- SET EXERCISE: Each line in the entries below that holds the string "name" is to be listed.

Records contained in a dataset
-.-.-

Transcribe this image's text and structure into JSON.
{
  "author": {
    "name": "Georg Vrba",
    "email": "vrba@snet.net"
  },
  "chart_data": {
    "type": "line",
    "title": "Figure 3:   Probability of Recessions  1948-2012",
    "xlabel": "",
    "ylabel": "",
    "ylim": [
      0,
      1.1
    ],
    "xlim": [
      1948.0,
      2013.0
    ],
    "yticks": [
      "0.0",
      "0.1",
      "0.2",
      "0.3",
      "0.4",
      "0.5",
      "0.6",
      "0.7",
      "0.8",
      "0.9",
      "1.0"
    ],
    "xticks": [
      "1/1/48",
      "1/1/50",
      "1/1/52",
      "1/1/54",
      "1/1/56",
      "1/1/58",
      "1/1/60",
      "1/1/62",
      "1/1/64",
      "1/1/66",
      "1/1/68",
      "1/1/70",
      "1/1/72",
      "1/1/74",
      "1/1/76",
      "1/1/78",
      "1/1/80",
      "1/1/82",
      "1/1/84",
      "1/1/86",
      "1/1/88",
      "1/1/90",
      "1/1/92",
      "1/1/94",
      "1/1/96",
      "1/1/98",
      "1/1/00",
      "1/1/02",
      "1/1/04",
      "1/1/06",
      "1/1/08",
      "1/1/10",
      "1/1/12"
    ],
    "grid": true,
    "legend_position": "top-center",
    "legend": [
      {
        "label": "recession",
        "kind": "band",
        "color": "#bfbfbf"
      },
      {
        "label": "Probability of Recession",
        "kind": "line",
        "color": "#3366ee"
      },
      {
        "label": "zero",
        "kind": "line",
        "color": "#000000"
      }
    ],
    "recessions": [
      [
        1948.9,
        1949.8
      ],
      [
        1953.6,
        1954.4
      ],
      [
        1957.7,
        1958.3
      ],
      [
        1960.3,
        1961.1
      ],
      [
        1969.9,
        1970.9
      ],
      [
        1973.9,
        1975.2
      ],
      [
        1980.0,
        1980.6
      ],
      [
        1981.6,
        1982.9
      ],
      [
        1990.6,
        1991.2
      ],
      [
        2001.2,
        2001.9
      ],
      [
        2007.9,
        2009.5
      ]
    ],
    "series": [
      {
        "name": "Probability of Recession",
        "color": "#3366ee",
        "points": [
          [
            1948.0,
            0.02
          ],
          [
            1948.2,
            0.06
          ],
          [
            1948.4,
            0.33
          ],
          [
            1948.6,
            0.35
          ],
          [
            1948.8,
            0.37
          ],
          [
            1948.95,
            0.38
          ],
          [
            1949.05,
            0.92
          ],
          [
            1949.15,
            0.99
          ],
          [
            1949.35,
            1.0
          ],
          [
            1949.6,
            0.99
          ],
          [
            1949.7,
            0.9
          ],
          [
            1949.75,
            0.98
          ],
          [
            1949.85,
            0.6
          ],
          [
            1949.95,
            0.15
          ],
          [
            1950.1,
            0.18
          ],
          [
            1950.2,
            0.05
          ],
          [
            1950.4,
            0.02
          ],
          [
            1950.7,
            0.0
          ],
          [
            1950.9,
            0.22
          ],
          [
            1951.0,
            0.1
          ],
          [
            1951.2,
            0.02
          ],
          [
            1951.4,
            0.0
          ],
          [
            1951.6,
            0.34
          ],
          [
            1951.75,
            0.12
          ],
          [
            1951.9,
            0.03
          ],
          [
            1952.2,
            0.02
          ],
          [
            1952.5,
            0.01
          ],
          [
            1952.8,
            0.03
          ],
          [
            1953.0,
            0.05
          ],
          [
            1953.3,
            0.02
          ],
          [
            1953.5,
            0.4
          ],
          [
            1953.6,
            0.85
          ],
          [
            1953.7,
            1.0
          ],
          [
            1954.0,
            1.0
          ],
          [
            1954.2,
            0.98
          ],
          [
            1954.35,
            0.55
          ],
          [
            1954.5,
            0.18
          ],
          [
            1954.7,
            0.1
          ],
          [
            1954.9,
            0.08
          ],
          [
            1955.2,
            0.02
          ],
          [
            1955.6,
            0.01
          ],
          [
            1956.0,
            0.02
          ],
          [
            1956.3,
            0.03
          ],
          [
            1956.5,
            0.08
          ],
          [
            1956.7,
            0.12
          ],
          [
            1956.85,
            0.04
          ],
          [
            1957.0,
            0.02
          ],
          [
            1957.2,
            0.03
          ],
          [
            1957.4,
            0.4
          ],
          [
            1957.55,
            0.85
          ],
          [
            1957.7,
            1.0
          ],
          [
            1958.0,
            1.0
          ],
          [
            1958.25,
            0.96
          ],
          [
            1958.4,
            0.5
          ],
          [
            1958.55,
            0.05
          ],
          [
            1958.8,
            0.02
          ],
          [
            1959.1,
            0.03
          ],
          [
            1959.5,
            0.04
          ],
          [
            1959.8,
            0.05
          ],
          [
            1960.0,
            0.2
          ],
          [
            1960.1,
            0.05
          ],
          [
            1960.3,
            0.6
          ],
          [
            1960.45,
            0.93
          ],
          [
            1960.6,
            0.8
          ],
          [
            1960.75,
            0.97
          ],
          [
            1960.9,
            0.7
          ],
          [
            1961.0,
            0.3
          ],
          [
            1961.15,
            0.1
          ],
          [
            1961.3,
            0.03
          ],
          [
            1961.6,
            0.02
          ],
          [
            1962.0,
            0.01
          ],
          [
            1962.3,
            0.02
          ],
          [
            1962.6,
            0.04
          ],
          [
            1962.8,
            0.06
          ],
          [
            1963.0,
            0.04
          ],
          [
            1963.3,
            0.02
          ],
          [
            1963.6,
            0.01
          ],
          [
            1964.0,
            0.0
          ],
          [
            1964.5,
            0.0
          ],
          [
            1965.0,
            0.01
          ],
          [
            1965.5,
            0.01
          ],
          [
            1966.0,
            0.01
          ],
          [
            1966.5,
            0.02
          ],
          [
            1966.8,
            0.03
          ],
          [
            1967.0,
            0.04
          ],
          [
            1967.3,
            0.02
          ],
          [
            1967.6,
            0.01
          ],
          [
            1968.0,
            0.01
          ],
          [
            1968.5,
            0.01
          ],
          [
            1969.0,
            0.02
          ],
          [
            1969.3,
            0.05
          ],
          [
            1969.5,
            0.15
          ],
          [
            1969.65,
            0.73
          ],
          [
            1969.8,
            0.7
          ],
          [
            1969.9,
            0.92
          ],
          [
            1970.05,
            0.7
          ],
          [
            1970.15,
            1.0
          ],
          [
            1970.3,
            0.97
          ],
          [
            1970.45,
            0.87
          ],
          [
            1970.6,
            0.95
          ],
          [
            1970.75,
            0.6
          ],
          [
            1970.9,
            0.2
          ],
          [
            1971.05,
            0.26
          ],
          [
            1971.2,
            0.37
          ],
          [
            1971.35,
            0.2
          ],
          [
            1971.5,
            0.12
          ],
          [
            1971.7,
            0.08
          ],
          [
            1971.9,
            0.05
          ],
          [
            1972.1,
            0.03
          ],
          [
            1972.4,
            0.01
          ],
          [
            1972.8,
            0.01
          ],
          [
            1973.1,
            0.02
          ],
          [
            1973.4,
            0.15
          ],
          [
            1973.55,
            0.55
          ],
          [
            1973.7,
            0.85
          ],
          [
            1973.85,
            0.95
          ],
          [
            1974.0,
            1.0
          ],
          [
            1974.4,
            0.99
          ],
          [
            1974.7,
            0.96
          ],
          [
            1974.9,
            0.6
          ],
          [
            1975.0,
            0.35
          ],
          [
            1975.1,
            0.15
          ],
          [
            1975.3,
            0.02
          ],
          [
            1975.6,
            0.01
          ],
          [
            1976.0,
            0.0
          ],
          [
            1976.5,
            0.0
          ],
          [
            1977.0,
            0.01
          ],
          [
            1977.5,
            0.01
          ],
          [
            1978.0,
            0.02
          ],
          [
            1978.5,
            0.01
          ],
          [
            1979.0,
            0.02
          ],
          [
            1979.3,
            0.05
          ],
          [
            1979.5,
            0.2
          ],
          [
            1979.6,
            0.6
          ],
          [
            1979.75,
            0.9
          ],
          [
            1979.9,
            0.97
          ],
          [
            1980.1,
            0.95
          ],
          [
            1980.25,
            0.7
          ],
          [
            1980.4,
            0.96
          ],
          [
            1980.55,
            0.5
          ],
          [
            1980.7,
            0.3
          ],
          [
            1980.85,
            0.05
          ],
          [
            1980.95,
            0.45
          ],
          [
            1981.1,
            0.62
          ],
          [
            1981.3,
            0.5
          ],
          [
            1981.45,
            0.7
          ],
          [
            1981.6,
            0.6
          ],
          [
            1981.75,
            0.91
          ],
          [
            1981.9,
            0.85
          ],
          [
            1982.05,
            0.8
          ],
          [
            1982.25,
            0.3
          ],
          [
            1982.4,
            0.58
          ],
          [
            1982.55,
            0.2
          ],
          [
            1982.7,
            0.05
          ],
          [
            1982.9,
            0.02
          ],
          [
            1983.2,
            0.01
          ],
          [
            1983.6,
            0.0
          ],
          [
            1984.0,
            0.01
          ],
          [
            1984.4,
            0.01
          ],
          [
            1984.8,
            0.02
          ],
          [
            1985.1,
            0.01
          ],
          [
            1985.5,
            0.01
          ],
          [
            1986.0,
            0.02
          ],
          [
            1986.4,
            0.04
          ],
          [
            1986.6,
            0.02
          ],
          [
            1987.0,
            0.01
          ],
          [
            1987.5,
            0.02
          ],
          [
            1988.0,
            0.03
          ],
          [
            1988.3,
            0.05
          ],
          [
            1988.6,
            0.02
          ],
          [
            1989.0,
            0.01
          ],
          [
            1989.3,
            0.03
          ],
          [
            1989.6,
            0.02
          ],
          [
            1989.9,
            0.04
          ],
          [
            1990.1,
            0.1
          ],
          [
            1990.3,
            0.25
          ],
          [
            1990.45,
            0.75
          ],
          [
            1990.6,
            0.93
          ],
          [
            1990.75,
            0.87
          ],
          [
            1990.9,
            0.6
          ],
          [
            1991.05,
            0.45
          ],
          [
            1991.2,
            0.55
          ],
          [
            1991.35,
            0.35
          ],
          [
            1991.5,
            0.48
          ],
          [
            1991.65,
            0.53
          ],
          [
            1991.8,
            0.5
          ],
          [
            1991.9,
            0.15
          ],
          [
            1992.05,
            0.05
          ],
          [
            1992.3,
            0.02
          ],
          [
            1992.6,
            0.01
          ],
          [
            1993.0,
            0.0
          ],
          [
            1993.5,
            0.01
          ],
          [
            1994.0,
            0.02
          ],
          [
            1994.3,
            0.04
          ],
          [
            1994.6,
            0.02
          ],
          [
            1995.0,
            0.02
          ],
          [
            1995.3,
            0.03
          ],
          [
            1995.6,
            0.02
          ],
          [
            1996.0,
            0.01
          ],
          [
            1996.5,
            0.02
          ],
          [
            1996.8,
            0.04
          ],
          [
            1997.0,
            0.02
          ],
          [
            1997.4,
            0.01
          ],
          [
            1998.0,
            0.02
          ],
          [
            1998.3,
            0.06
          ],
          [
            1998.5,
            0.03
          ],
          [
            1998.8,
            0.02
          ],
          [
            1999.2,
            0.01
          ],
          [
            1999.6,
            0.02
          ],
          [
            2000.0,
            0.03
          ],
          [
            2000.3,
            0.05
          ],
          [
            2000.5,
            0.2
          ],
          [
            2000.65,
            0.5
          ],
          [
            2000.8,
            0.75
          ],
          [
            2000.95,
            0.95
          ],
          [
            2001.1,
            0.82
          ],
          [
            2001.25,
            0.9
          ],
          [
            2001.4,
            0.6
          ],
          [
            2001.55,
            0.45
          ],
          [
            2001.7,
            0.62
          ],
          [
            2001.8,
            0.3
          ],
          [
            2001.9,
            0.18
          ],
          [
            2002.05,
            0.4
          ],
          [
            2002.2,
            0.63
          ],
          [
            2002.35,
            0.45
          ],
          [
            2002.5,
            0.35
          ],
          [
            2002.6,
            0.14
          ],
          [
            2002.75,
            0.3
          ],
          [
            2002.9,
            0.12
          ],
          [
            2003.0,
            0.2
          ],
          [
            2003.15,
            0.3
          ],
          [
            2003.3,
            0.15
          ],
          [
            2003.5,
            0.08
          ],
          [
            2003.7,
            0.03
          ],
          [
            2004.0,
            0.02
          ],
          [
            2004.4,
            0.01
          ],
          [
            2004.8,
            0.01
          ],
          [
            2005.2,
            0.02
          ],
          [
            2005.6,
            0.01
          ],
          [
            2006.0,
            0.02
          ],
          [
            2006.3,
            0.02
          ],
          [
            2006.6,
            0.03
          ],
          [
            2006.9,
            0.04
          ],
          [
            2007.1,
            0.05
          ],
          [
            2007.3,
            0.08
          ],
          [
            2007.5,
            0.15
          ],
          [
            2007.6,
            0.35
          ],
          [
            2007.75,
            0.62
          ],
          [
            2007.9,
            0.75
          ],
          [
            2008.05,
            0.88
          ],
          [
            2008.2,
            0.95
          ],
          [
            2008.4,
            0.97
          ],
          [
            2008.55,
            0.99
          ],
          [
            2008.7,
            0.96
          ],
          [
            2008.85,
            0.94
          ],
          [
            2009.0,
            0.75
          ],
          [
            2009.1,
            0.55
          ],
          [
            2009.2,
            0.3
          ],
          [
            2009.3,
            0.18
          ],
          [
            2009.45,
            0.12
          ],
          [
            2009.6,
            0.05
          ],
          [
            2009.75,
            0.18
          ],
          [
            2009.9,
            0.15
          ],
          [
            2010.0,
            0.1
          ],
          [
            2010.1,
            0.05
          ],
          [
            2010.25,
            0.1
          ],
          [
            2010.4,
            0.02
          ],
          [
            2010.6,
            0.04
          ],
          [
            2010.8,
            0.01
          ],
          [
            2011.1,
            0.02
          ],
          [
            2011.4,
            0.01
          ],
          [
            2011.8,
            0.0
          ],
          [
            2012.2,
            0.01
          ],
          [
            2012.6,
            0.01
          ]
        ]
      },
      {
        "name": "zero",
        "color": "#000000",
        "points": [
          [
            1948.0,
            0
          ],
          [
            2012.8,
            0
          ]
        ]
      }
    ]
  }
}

-.-.-

- WRITTEN SOLUTION:
    "name": "Georg Vrba",
        "name": "Probability of Recession",
        "name": "zero",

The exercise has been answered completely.